**Brief**
Reproduce the listing that follows with no differences at all.

---*---

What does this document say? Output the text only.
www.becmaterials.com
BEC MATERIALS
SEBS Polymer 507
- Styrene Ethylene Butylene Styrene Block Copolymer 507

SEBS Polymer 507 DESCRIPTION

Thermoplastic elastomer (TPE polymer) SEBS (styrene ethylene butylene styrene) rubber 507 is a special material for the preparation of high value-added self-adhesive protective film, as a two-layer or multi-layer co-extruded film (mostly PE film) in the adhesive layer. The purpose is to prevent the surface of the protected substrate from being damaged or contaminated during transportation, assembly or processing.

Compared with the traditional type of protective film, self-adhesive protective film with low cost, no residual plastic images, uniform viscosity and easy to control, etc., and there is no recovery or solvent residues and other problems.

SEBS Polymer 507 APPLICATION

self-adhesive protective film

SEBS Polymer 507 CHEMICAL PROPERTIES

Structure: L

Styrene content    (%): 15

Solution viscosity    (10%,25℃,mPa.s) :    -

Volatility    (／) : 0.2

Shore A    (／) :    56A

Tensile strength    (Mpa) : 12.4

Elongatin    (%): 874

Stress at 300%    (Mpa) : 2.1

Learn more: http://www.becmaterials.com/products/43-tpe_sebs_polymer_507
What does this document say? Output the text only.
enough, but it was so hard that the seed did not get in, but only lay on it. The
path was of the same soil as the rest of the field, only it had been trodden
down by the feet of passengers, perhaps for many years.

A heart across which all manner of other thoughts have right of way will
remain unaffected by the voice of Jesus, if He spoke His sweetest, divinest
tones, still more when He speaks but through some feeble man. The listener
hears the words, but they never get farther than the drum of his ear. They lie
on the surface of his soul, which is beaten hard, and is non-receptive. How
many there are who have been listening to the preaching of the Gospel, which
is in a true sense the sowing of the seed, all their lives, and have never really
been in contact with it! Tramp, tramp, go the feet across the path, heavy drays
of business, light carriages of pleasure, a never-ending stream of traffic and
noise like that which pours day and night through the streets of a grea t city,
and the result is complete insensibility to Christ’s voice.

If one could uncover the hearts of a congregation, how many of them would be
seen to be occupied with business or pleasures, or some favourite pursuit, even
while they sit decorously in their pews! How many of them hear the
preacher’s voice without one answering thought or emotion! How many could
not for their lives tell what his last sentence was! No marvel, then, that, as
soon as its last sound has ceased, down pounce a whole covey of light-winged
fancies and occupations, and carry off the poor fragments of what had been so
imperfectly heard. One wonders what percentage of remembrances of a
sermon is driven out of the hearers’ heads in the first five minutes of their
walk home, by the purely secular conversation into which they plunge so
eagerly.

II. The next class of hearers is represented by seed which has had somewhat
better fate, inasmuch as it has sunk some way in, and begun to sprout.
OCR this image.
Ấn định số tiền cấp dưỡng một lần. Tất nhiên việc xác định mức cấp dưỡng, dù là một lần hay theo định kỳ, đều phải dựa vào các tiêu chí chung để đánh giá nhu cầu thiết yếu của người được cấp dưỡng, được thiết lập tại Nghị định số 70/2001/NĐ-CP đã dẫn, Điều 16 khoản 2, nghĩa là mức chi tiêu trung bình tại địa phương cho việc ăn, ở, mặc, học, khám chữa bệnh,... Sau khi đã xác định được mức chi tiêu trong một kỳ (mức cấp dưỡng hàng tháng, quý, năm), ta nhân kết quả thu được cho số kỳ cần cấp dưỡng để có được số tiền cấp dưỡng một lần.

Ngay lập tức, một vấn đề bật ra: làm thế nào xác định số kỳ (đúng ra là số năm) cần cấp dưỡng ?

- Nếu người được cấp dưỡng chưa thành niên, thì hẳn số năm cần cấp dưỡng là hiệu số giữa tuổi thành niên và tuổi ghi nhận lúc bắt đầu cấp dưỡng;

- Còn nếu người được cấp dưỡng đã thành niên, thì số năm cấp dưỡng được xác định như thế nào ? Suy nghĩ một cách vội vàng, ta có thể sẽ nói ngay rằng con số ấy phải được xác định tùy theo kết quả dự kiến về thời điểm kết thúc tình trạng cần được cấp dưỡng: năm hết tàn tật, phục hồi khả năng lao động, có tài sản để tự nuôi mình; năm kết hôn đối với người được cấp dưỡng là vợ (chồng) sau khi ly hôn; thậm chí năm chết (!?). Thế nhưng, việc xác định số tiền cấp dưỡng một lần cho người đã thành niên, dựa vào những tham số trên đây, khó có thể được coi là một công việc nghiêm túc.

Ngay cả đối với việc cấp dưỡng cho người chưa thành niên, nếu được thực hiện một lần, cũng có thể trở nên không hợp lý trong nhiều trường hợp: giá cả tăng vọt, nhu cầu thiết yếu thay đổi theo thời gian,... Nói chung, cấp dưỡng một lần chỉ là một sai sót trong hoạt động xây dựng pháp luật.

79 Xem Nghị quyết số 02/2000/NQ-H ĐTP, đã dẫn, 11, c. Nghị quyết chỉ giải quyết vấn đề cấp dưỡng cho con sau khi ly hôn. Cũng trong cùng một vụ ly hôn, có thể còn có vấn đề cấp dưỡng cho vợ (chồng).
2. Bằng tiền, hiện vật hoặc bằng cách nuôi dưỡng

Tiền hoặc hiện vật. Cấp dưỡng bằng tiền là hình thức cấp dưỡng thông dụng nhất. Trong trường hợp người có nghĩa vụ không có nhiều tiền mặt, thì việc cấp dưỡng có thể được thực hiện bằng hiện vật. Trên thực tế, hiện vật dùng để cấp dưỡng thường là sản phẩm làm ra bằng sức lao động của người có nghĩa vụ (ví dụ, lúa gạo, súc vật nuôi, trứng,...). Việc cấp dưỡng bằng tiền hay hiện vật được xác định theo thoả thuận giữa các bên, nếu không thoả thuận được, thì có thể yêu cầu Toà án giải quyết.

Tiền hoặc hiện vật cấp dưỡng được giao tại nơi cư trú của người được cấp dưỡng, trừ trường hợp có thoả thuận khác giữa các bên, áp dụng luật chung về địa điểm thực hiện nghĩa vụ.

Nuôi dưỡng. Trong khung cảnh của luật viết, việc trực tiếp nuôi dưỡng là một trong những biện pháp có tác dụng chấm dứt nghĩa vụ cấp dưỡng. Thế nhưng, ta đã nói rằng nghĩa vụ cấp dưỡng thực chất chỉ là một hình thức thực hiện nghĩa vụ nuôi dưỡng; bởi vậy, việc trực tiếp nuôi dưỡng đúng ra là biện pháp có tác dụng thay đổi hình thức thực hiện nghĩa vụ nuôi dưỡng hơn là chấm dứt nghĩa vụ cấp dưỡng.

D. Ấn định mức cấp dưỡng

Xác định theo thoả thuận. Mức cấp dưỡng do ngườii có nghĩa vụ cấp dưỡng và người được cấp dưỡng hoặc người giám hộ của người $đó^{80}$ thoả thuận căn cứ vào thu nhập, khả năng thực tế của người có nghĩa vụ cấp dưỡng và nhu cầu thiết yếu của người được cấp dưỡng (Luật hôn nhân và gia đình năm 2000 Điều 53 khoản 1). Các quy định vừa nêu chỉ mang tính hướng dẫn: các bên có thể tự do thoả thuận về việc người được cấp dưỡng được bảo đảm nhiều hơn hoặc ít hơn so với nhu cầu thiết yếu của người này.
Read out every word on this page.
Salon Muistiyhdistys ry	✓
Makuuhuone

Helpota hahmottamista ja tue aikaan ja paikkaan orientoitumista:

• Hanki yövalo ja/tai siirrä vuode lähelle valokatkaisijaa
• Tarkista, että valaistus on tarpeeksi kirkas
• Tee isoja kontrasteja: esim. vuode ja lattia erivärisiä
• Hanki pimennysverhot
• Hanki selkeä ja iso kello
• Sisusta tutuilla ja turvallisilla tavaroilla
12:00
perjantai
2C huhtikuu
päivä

---*---

**Correct answer**
What does this document say? Output the text only.
www.becmaterials.com
BEC MATERIALS
SEBS Polymer 507
- Styrene Ethylene Butylene Styrene Block Copolymer 507

SEBS Polymer 507 DESCRIPTION

Thermoplastic elastomer (TPE polymer) SEBS (styrene ethylene butylene styrene) rubber 507 is a special material for the preparation of high value-added self-adhesive protective film, as a two-layer or multi-layer co-extruded film (mostly PE film) in the adhesive layer. The purpose is to prevent the surface of the protected substrate from being damaged or contaminated during transportation, assembly or processing.

Compared with the traditional type of protective film, self-adhesive protective film with low cost, no residual plastic images, uniform viscosity and easy to control, etc., and there is no recovery or solvent residues and other problems.

SEBS Polymer 507 APPLICATION

self-adhesive protective film

SEBS Polymer 507 CHEMICAL PROPERTIES

Structure: L

Styrene content    (%): 15

Solution viscosity    (10%,25℃,mPa.s) :    -

Volatility    (／) : 0.2

Shore A    (／) :    56A

Tensile strength    (Mpa) : 12.4

Elongatin    (%): 874

Stress at 300%    (Mpa) : 2.1

Learn more: http://www.becmaterials.com/products/43-tpe_sebs_polymer_507
What does this document say? Output the text only.
enough, but it was so hard that the seed did not get in, but only lay on it. The
path was of the same soil as the rest of the field, only it had been trodden
down by the feet of passengers, perhaps for many years.

A heart across which all manner of other thoughts have right of way will
remain unaffected by the voice of Jesus, if He spoke His sweetest, divinest
tones, still more when He speaks but through some feeble man. The listener
hears the words, but they never get farther than the drum of his ear. They lie
on the surface of his soul, which is beaten hard, and is non-receptive. How
many there are who have been listening to the preaching of the Gospel, which
is in a true sense the sowing of the seed, all their lives, and have never really
been in contact with it! Tramp, tramp, go the feet across the path, heavy drays
of business, light carriages of pleasure, a never-ending stream of traffic and
noise like that which pours day and night through the streets of a grea t city,
and the result is complete insensibility to Christ’s voice.

If one could uncover the hearts of a congregation, how many of them would be
seen to be occupied with business or pleasures, or some favourite pursuit, even
while they sit decorously in their pews! How many of them hear the
preacher’s voice without one answering thought or emotion! How many could
not for their lives tell what his last sentence was! No marvel, then, that, as
soon as its last sound has ceased, down pounce a whole covey of light-winged
fancies and occupations, and carry off the poor fragments of what had been so
imperfectly heard. One wonders what percentage of remembrances of a
sermon is driven out of the hearers’ heads in the first five minutes of their
walk home, by the purely secular conversation into which they plunge so
eagerly.

II. The next class of hearers is represented by seed which has had somewhat
better fate, inasmuch as it has sunk some way in, and begun to sprout.
OCR this image.
Ấn định số tiền cấp dưỡng một lần. Tất nhiên việc xác định mức cấp dưỡng, dù là một lần hay theo định kỳ, đều phải dựa vào các tiêu chí chung để đánh giá nhu cầu thiết yếu của người được cấp dưỡng, được thiết lập tại Nghị định số 70/2001/NĐ-CP đã dẫn, Điều 16 khoản 2, nghĩa là mức chi tiêu trung bình tại địa phương cho việc ăn, ở, mặc, học, khám chữa bệnh,... Sau khi đã xác định được mức chi tiêu trong một kỳ (mức cấp dưỡng hàng tháng, quý, năm), ta nhân kết quả thu được cho số kỳ cần cấp dưỡng để có được số tiền cấp dưỡng một lần.

Ngay lập tức, một vấn đề bật ra: làm thế nào xác định số kỳ (đúng ra là số năm) cần cấp dưỡng ?

- Nếu người được cấp dưỡng chưa thành niên, thì hẳn số năm cần cấp dưỡng là hiệu số giữa tuổi thành niên và tuổi ghi nhận lúc bắt đầu cấp dưỡng;

- Còn nếu người được cấp dưỡng đã thành niên, thì số năm cấp dưỡng được xác định như thế nào ? Suy nghĩ một cách vội vàng, ta có thể sẽ nói ngay rằng con số ấy phải được xác định tùy theo kết quả dự kiến về thời điểm kết thúc tình trạng cần được cấp dưỡng: năm hết tàn tật, phục hồi khả năng lao động, có tài sản để tự nuôi mình; năm kết hôn đối với người được cấp dưỡng là vợ (chồng) sau khi ly hôn; thậm chí năm chết (!?). Thế nhưng, việc xác định số tiền cấp dưỡng một lần cho người đã thành niên, dựa vào những tham số trên đây, khó có thể được coi là một công việc nghiêm túc.

Ngay cả đối với việc cấp dưỡng cho người chưa thành niên, nếu được thực hiện một lần, cũng có thể trở nên không hợp lý trong nhiều trường hợp: giá cả tăng vọt, nhu cầu thiết yếu thay đổi theo thời gian,... Nói chung, cấp dưỡng một lần chỉ là một sai sót trong hoạt động xây dựng pháp luật.

79 Xem Nghị quyết số 02/2000/NQ-H ĐTP, đã dẫn, 11, c. Nghị quyết chỉ giải quyết vấn đề cấp dưỡng cho con sau khi ly hôn. Cũng trong cùng một vụ ly hôn, có thể còn có vấn đề cấp dưỡng cho vợ (chồng).
2. Bằng tiền, hiện vật hoặc bằng cách nuôi dưỡng

Tiền hoặc hiện vật. Cấp dưỡng bằng tiền là hình thức cấp dưỡng thông dụng nhất. Trong trường hợp người có nghĩa vụ không có nhiều tiền mặt, thì việc cấp dưỡng có thể được thực hiện bằng hiện vật. Trên thực tế, hiện vật dùng để cấp dưỡng thường là sản phẩm làm ra bằng sức lao động của người có nghĩa vụ (ví dụ, lúa gạo, súc vật nuôi, trứng,...). Việc cấp dưỡng bằng tiền hay hiện vật được xác định theo thoả thuận giữa các bên, nếu không thoả thuận được, thì có thể yêu cầu Toà án giải quyết.

Tiền hoặc hiện vật cấp dưỡng được giao tại nơi cư trú của người được cấp dưỡng, trừ trường hợp có thoả thuận khác giữa các bên, áp dụng luật chung về địa điểm thực hiện nghĩa vụ.

Nuôi dưỡng. Trong khung cảnh của luật viết, việc trực tiếp nuôi dưỡng là một trong những biện pháp có tác dụng chấm dứt nghĩa vụ cấp dưỡng. Thế nhưng, ta đã nói rằng nghĩa vụ cấp dưỡng thực chất chỉ là một hình thức thực hiện nghĩa vụ nuôi dưỡng; bởi vậy, việc trực tiếp nuôi dưỡng đúng ra là biện pháp có tác dụng thay đổi hình thức thực hiện nghĩa vụ nuôi dưỡng hơn là chấm dứt nghĩa vụ cấp dưỡng.

D. Ấn định mức cấp dưỡng

Xác định theo thoả thuận. Mức cấp dưỡng do ngườii có nghĩa vụ cấp dưỡng và người được cấp dưỡng hoặc người giám hộ của người $đó^{80}$ thoả thuận căn cứ vào thu nhập, khả năng thực tế của người có nghĩa vụ cấp dưỡng và nhu cầu thiết yếu của người được cấp dưỡng (Luật hôn nhân và gia đình năm 2000 Điều 53 khoản 1). Các quy định vừa nêu chỉ mang tính hướng dẫn: các bên có thể tự do thoả thuận về việc người được cấp dưỡng được bảo đảm nhiều hơn hoặc ít hơn so với nhu cầu thiết yếu của người này.
Read out every word on this page.
Salon Muistiyhdistys ry	✓
Makuuhuone

Helpota hahmottamista ja tue aikaan ja paikkaan orientoitumista:

• Hanki yövalo ja/tai siirrä vuode lähelle valokatkaisijaa
• Tarkista, että valaistus on tarpeeksi kirkas
• Tee isoja kontrasteja: esim. vuode ja lattia erivärisiä
• Hanki pimennysverhot
• Hanki selkeä ja iso kello
• Sisusta tutuilla ja turvallisilla tavaroilla
12:00
perjantai
2C huhtikuu
päivä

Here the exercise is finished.